### EXERCISE DESCRIPTION
Count the lines below that contain the word "frac" and give only that number.

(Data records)
◇ ◇ ◇ ◇ ◇
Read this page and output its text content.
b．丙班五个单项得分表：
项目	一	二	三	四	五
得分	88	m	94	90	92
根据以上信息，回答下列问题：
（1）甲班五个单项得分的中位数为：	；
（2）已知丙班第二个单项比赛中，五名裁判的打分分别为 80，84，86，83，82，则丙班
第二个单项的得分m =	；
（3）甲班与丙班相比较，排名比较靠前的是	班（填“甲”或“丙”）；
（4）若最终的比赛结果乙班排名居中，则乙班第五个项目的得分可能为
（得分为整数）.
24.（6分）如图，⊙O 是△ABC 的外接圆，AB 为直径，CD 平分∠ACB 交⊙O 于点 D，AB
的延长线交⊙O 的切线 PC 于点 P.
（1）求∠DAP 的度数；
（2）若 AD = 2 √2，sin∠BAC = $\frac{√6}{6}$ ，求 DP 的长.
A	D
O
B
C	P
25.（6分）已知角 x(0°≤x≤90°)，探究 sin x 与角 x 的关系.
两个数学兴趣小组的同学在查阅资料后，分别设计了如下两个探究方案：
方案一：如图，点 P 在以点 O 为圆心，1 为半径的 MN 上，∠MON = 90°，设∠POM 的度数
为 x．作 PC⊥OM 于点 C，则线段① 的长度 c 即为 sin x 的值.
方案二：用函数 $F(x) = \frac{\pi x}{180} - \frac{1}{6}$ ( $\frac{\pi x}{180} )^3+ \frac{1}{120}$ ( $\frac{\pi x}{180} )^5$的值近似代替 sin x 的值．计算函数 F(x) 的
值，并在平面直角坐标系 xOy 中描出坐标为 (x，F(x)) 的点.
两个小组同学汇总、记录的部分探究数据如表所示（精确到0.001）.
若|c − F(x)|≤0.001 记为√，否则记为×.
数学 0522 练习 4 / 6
◇ ◇ ◇ ◇ ◇
### EXERCISE OUTPUT
2